Problem: Repeat the entries below exactly as they appear, with no pictures.

Entries provided:
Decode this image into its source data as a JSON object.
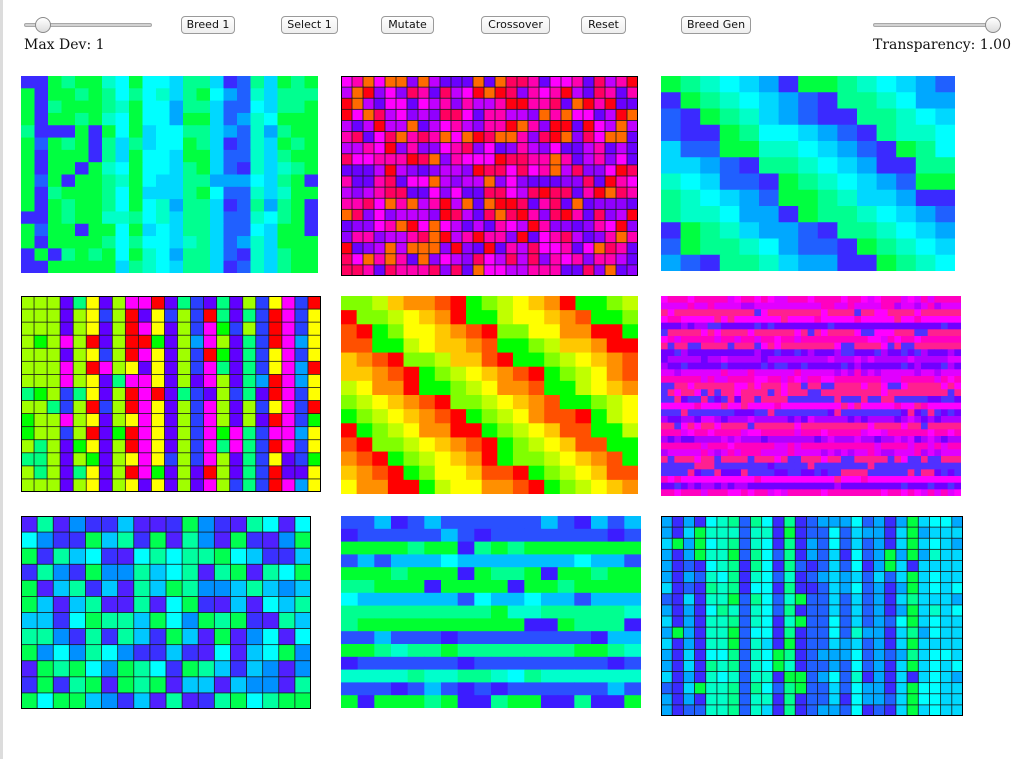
{
  "controls": {
    "max_dev_label": "Max Dev: 1",
    "transparency_label": "Transparency: 1.00",
    "max_dev_slider": {
      "min": 0,
      "max": 10,
      "value": 1
    },
    "transparency_slider": {
      "min": 0,
      "max": 1,
      "value": 1.0
    },
    "buttons": [
      {
        "id": "breed-1",
        "label": "Breed 1"
      },
      {
        "id": "select-1",
        "label": "Select 1"
      },
      {
        "id": "mutate",
        "label": "Mutate"
      },
      {
        "id": "crossover",
        "label": "Crossover"
      },
      {
        "id": "reset",
        "label": "Reset"
      },
      {
        "id": "breed-gen",
        "label": "Breed Gen"
      }
    ]
  },
  "palettes": {
    "cool": [
      "#00ff40",
      "#00ff90",
      "#00ffc8",
      "#00ffff",
      "#00d8ff",
      "#00a8ff",
      "#2060ff",
      "#3a2aff"
    ],
    "hot_magenta": [
      "#ff0010",
      "#ff0060",
      "#ff00b0",
      "#ff00ff",
      "#c000ff",
      "#9000ff",
      "#6a00ff",
      "#ff6a00"
    ],
    "rainbow": [
      "#00ff00",
      "#ffff00",
      "#ff0000",
      "#ff00ff",
      "#6000ff",
      "#2a40ff",
      "#00a0ff",
      "#00ff80",
      "#a0ff00"
    ],
    "warm": [
      "#00ff00",
      "#80ff00",
      "#c0ff00",
      "#ffff00",
      "#ffc800",
      "#ff9000",
      "#ff5000",
      "#ff0000"
    ],
    "magenta_blue": [
      "#ff00ff",
      "#ff00c0",
      "#e000ff",
      "#b000ff",
      "#7000ff",
      "#5030ff",
      "#ff2090"
    ],
    "cool_blocks": [
      "#00ff50",
      "#00ffa0",
      "#00ffff",
      "#00c8ff",
      "#0090ff",
      "#3a30ff",
      "#5020ff"
    ],
    "cool_bands": [
      "#00ff30",
      "#00ff90",
      "#00ffcc",
      "#00ffff",
      "#00c0ff",
      "#2a50ff",
      "#3c1cff"
    ]
  },
  "organisms": [
    {
      "id": 1,
      "cols": 22,
      "rows": 16,
      "pattern": "vertical",
      "palette": "cool",
      "grid": false
    },
    {
      "id": 2,
      "cols": 27,
      "rows": 18,
      "pattern": "random",
      "palette": "hot_magenta",
      "grid": true
    },
    {
      "id": 3,
      "cols": 15,
      "rows": 12,
      "pattern": "diagonal",
      "palette": "cool",
      "grid": false
    },
    {
      "id": 4,
      "cols": 23,
      "rows": 15,
      "pattern": "vertical",
      "palette": "rainbow",
      "grid": true
    },
    {
      "id": 5,
      "cols": 19,
      "rows": 14,
      "pattern": "diagonal",
      "palette": "warm",
      "grid": false
    },
    {
      "id": 6,
      "cols": 45,
      "rows": 30,
      "pattern": "horizontal",
      "palette": "magenta_blue",
      "grid": false
    },
    {
      "id": 7,
      "cols": 18,
      "rows": 12,
      "pattern": "random",
      "palette": "cool_blocks",
      "grid": true
    },
    {
      "id": 8,
      "cols": 18,
      "rows": 15,
      "pattern": "horizontal",
      "palette": "cool_bands",
      "grid": false
    },
    {
      "id": 9,
      "cols": 27,
      "rows": 18,
      "pattern": "vertical",
      "palette": "cool",
      "grid": true
    }
  ]
}
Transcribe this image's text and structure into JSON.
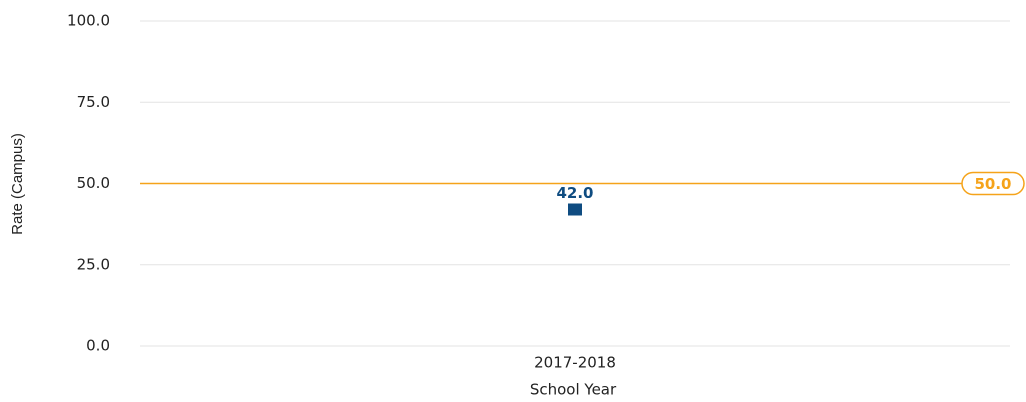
{
  "chart_data": {
    "type": "line",
    "x_label": "School Year",
    "y_label": "Rate (Campus)",
    "categories": [
      "2017-2018"
    ],
    "series": [
      {
        "name": "Campus",
        "color": "#0f4c81",
        "values": [
          42
        ],
        "value_labels": [
          "42.0"
        ]
      }
    ],
    "ylim": [
      0,
      100
    ],
    "yticks": [
      {
        "value": 0,
        "label": "0.0"
      },
      {
        "value": 25,
        "label": "25.0"
      },
      {
        "value": 50,
        "label": "50.0"
      },
      {
        "value": 75,
        "label": "75.0"
      },
      {
        "value": 100,
        "label": "100.0"
      }
    ],
    "grid": true,
    "reference_line": {
      "value": 50,
      "label": "50.0",
      "color": "#f5a31a"
    }
  }
}
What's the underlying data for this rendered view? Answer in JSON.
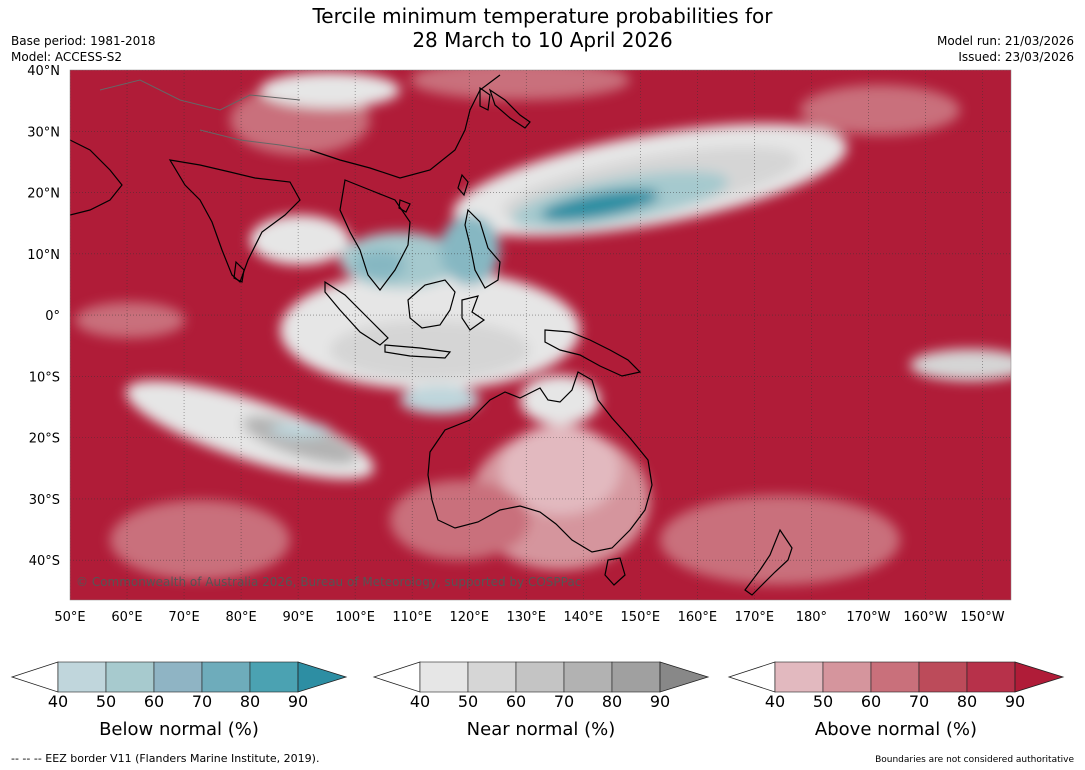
{
  "title": {
    "line1": "Tercile minimum temperature probabilities for",
    "line2": "28 March to 10 April 2026"
  },
  "meta": {
    "base_period": "Base period: 1981-2018",
    "model": "Model: ACCESS-S2",
    "model_run": "Model run: 21/03/2026",
    "issued": "Issued: 23/03/2026"
  },
  "map": {
    "lat_labels": [
      "40°N",
      "30°N",
      "20°N",
      "10°N",
      "0°",
      "10°S",
      "20°S",
      "30°S",
      "40°S"
    ],
    "lon_labels": [
      "50°E",
      "60°E",
      "70°E",
      "80°E",
      "90°E",
      "100°E",
      "110°E",
      "120°E",
      "130°E",
      "140°E",
      "150°E",
      "160°E",
      "170°E",
      "180°",
      "170°W",
      "160°W",
      "150°W"
    ],
    "copyright": "© Commonwealth of Australia 2026, Bureau of Meteorology, supported by COSPPac",
    "colors": {
      "above": [
        "#e2b9bf",
        "#d5959d",
        "#c9707b",
        "#bc4b5a",
        "#b01c38"
      ],
      "near": [
        "#e6e6e6",
        "#d5d5d5",
        "#c4c4c4",
        "#b3b3b3",
        "#9c9c9c"
      ],
      "below": [
        "#bed5db",
        "#a5c9ce",
        "#86b7c2",
        "#5fa7b5",
        "#2c8ea3"
      ]
    }
  },
  "legends": [
    {
      "id": "below",
      "title": "Below normal (%)",
      "ticks": [
        "40",
        "50",
        "60",
        "70",
        "80",
        "90"
      ],
      "colors": [
        "#c0d6dc",
        "#a7cace",
        "#8fb4c4",
        "#6eacbb",
        "#4ba2b2",
        "#2d8ea3"
      ]
    },
    {
      "id": "near",
      "title": "Near normal (%)",
      "ticks": [
        "40",
        "50",
        "60",
        "70",
        "80",
        "90"
      ],
      "colors": [
        "#e6e6e6",
        "#d6d6d6",
        "#c4c4c4",
        "#b2b2b2",
        "#a0a0a0",
        "#888888"
      ]
    },
    {
      "id": "above",
      "title": "Above normal (%)",
      "ticks": [
        "40",
        "50",
        "60",
        "70",
        "80",
        "90"
      ],
      "colors": [
        "#e2b9bf",
        "#d5959d",
        "#c9707b",
        "#bc4b5a",
        "#b7314a",
        "#b01c38"
      ]
    }
  ],
  "footer": {
    "eez": "--  --  -- EEZ border V11 (Flanders Marine Institute, 2019).",
    "disclaimer": "Boundaries are not considered authoritative"
  }
}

The solution:
Decode this image into its source data as a JSON object.
{
  "controls": {
    "max_dev_label": "Max Dev: 1",
    "transparency_label": "Transparency: 1.00",
    "max_dev_slider": {
      "min": 0,
      "max": 10,
      "value": 1
    },
    "transparency_slider": {
      "min": 0,
      "max": 1,
      "value": 1.0
    },
    "buttons": [
      {
        "id": "breed-1",
        "label": "Breed 1"
      },
      {
        "id": "select-1",
        "label": "Select 1"
      },
      {
        "id": "mutate",
        "label": "Mutate"
      },
      {
        "id": "crossover",
        "label": "Crossover"
      },
      {
        "id": "reset",
        "label": "Reset"
      },
      {
        "id": "breed-gen",
        "label": "Breed Gen"
      }
    ]
  },
  "palettes": {
    "cool": [
      "#00ff40",
      "#00ff90",
      "#00ffc8",
      "#00ffff",
      "#00d8ff",
      "#00a8ff",
      "#2060ff",
      "#3a2aff"
    ],
    "hot_magenta": [
      "#ff0010",
      "#ff0060",
      "#ff00b0",
      "#ff00ff",
      "#c000ff",
      "#9000ff",
      "#6a00ff",
      "#ff6a00"
    ],
    "rainbow": [
      "#00ff00",
      "#ffff00",
      "#ff0000",
      "#ff00ff",
      "#6000ff",
      "#2a40ff",
      "#00a0ff",
      "#00ff80",
      "#a0ff00"
    ],
    "warm": [
      "#00ff00",
      "#80ff00",
      "#c0ff00",
      "#ffff00",
      "#ffc800",
      "#ff9000",
      "#ff5000",
      "#ff0000"
    ],
    "magenta_blue": [
      "#ff00ff",
      "#ff00c0",
      "#e000ff",
      "#b000ff",
      "#7000ff",
      "#5030ff",
      "#ff2090"
    ],
    "cool_blocks": [
      "#00ff50",
      "#00ffa0",
      "#00ffff",
      "#00c8ff",
      "#0090ff",
      "#3a30ff",
      "#5020ff"
    ],
    "cool_bands": [
      "#00ff30",
      "#00ff90",
      "#00ffcc",
      "#00ffff",
      "#00c0ff",
      "#2a50ff",
      "#3c1cff"
    ]
  },
  "organisms": [
    {
      "id": 1,
      "cols": 22,
      "rows": 16,
      "pattern": "vertical",
      "palette": "cool",
      "grid": false
    },
    {
      "id": 2,
      "cols": 27,
      "rows": 18,
      "pattern": "random",
      "palette": "hot_magenta",
      "grid": true
    },
    {
      "id": 3,
      "cols": 15,
      "rows": 12,
      "pattern": "diagonal",
      "palette": "cool",
      "grid": false
    },
    {
      "id": 4,
      "cols": 23,
      "rows": 15,
      "pattern": "vertical",
      "palette": "rainbow",
      "grid": true
    },
    {
      "id": 5,
      "cols": 19,
      "rows": 14,
      "pattern": "diagonal",
      "palette": "warm",
      "grid": false
    },
    {
      "id": 6,
      "cols": 45,
      "rows": 30,
      "pattern": "horizontal",
      "palette": "magenta_blue",
      "grid": false
    },
    {
      "id": 7,
      "cols": 18,
      "rows": 12,
      "pattern": "random",
      "palette": "cool_blocks",
      "grid": true
    },
    {
      "id": 8,
      "cols": 18,
      "rows": 15,
      "pattern": "horizontal",
      "palette": "cool_bands",
      "grid": false
    },
    {
      "id": 9,
      "cols": 27,
      "rows": 18,
      "pattern": "vertical",
      "palette": "cool",
      "grid": true
    }
  ]
}
Transcribe this image's text and structure into JSON.
{
  "chart_data": {
    "type": "line",
    "x_label": "School Year",
    "y_label": "Rate (Campus)",
    "categories": [
      "2017-2018"
    ],
    "series": [
      {
        "name": "Campus",
        "color": "#0f4c81",
        "values": [
          42
        ],
        "value_labels": [
          "42.0"
        ]
      }
    ],
    "ylim": [
      0,
      100
    ],
    "yticks": [
      {
        "value": 0,
        "label": "0.0"
      },
      {
        "value": 25,
        "label": "25.0"
      },
      {
        "value": 50,
        "label": "50.0"
      },
      {
        "value": 75,
        "label": "75.0"
      },
      {
        "value": 100,
        "label": "100.0"
      }
    ],
    "grid": true,
    "reference_line": {
      "value": 50,
      "label": "50.0",
      "color": "#f5a31a"
    }
  }
}
What's the underlying data for this rendered view? Answer in JSON.
{
  "title": {
    "line1": "Tercile minimum temperature probabilities for",
    "line2": "28 March to 10 April 2026"
  },
  "meta": {
    "base_period": "Base period: 1981-2018",
    "model": "Model: ACCESS-S2",
    "model_run": "Model run: 21/03/2026",
    "issued": "Issued: 23/03/2026"
  },
  "map": {
    "lat_labels": [
      "40°N",
      "30°N",
      "20°N",
      "10°N",
      "0°",
      "10°S",
      "20°S",
      "30°S",
      "40°S"
    ],
    "lon_labels": [
      "50°E",
      "60°E",
      "70°E",
      "80°E",
      "90°E",
      "100°E",
      "110°E",
      "120°E",
      "130°E",
      "140°E",
      "150°E",
      "160°E",
      "170°E",
      "180°",
      "170°W",
      "160°W",
      "150°W"
    ],
    "copyright": "© Commonwealth of Australia 2026, Bureau of Meteorology, supported by COSPPac",
    "colors": {
      "above": [
        "#e2b9bf",
        "#d5959d",
        "#c9707b",
        "#bc4b5a",
        "#b01c38"
      ],
      "near": [
        "#e6e6e6",
        "#d5d5d5",
        "#c4c4c4",
        "#b3b3b3",
        "#9c9c9c"
      ],
      "below": [
        "#bed5db",
        "#a5c9ce",
        "#86b7c2",
        "#5fa7b5",
        "#2c8ea3"
      ]
    }
  },
  "legends": [
    {
      "id": "below",
      "title": "Below normal (%)",
      "ticks": [
        "40",
        "50",
        "60",
        "70",
        "80",
        "90"
      ],
      "colors": [
        "#c0d6dc",
        "#a7cace",
        "#8fb4c4",
        "#6eacbb",
        "#4ba2b2",
        "#2d8ea3"
      ]
    },
    {
      "id": "near",
      "title": "Near normal (%)",
      "ticks": [
        "40",
        "50",
        "60",
        "70",
        "80",
        "90"
      ],
      "colors": [
        "#e6e6e6",
        "#d6d6d6",
        "#c4c4c4",
        "#b2b2b2",
        "#a0a0a0",
        "#888888"
      ]
    },
    {
      "id": "above",
      "title": "Above normal (%)",
      "ticks": [
        "40",
        "50",
        "60",
        "70",
        "80",
        "90"
      ],
      "colors": [
        "#e2b9bf",
        "#d5959d",
        "#c9707b",
        "#bc4b5a",
        "#b7314a",
        "#b01c38"
      ]
    }
  ],
  "footer": {
    "eez": "--  --  -- EEZ border V11 (Flanders Marine Institute, 2019).",
    "disclaimer": "Boundaries are not considered authoritative"
  }
}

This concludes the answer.